▶ **Request**
Show every line below where "kapitalga" can be found.

****************************************

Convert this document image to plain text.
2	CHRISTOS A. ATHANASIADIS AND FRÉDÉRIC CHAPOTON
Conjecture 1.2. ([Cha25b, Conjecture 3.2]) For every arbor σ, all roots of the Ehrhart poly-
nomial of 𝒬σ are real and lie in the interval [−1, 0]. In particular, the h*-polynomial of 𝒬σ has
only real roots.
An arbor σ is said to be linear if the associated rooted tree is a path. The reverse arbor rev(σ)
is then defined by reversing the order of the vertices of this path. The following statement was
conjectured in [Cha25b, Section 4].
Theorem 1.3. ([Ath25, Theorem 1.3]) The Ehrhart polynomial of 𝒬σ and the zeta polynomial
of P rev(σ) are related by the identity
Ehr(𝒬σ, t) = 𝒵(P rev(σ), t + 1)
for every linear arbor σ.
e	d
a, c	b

****************************************

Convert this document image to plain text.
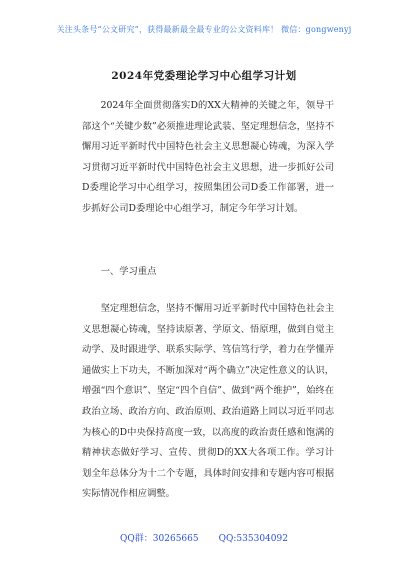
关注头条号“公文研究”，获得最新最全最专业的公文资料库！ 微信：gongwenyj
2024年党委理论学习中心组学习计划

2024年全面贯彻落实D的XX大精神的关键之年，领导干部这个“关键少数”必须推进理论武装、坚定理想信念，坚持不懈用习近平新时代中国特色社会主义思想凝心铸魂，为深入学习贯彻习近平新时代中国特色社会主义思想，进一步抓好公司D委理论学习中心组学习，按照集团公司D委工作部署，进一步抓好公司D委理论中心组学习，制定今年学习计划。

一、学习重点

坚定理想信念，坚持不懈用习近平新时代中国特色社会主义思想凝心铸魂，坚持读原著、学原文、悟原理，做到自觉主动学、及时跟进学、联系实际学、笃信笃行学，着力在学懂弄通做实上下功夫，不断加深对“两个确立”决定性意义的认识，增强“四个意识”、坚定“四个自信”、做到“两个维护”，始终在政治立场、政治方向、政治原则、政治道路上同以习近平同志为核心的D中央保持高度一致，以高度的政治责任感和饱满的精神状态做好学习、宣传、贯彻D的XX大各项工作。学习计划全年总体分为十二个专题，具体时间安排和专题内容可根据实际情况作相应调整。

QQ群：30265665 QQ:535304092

****************************************

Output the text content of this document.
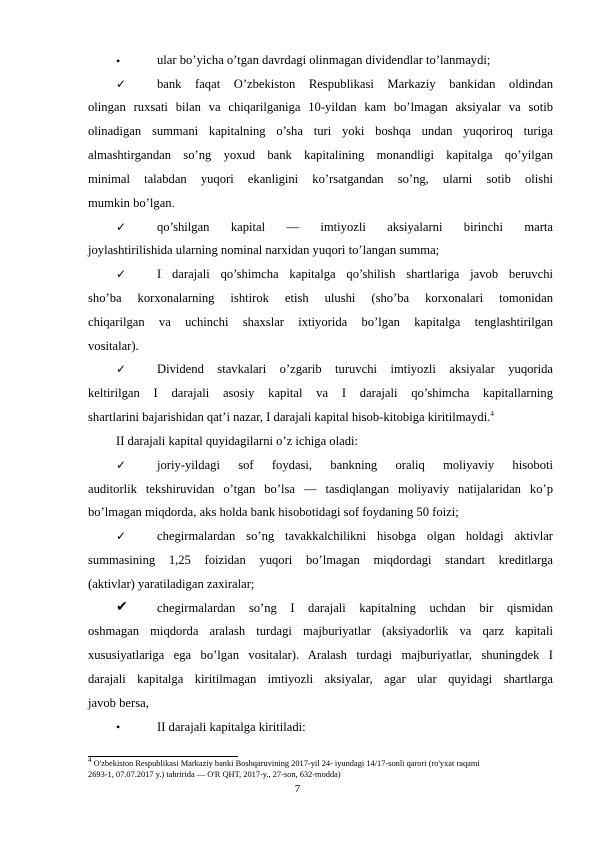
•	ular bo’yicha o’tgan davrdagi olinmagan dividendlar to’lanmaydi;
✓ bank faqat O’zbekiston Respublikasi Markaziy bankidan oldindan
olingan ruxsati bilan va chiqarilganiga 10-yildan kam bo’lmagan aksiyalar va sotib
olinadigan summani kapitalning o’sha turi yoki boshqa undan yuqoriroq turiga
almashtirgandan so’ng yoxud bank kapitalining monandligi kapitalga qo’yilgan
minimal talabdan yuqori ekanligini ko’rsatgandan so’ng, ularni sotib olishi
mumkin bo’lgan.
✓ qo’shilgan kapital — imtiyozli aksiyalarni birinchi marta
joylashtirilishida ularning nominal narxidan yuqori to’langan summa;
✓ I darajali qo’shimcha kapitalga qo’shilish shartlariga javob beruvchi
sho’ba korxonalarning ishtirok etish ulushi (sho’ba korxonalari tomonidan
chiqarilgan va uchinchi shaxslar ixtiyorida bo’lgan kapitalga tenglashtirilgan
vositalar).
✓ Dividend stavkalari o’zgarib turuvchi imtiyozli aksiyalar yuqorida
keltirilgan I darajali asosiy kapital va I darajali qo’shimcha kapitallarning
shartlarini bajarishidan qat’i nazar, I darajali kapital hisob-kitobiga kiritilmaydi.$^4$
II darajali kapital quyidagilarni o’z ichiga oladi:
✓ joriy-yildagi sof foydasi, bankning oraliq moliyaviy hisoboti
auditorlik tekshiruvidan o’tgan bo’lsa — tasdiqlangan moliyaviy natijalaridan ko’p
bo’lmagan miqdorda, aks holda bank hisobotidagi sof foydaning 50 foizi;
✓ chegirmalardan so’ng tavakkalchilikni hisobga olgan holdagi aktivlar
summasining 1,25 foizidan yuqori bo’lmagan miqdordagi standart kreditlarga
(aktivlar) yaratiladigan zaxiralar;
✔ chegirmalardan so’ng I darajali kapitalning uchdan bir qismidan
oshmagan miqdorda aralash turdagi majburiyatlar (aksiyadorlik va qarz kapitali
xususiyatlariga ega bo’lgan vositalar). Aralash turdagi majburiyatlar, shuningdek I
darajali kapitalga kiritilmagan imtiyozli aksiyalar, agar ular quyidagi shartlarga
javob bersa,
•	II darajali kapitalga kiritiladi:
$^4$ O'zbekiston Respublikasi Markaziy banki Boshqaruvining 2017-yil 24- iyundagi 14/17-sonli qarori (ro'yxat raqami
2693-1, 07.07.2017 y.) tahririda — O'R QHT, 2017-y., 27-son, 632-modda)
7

****************************************

▶ **The completed task**
almashtirgandan so’ng yoxud bank kapitalining monandligi kapitalga qo’yilgan
✓ I darajali qo’shimcha kapitalga qo’shilish shartlariga javob beruvchi
chiqarilgan va uchinchi shaxslar ixtiyorida bo’lgan kapitalga tenglashtirilgan
darajali kapitalga kiritilmagan imtiyozli aksiyalar, agar ular quyidagi shartlarga
•	II darajali kapitalga kiritiladi:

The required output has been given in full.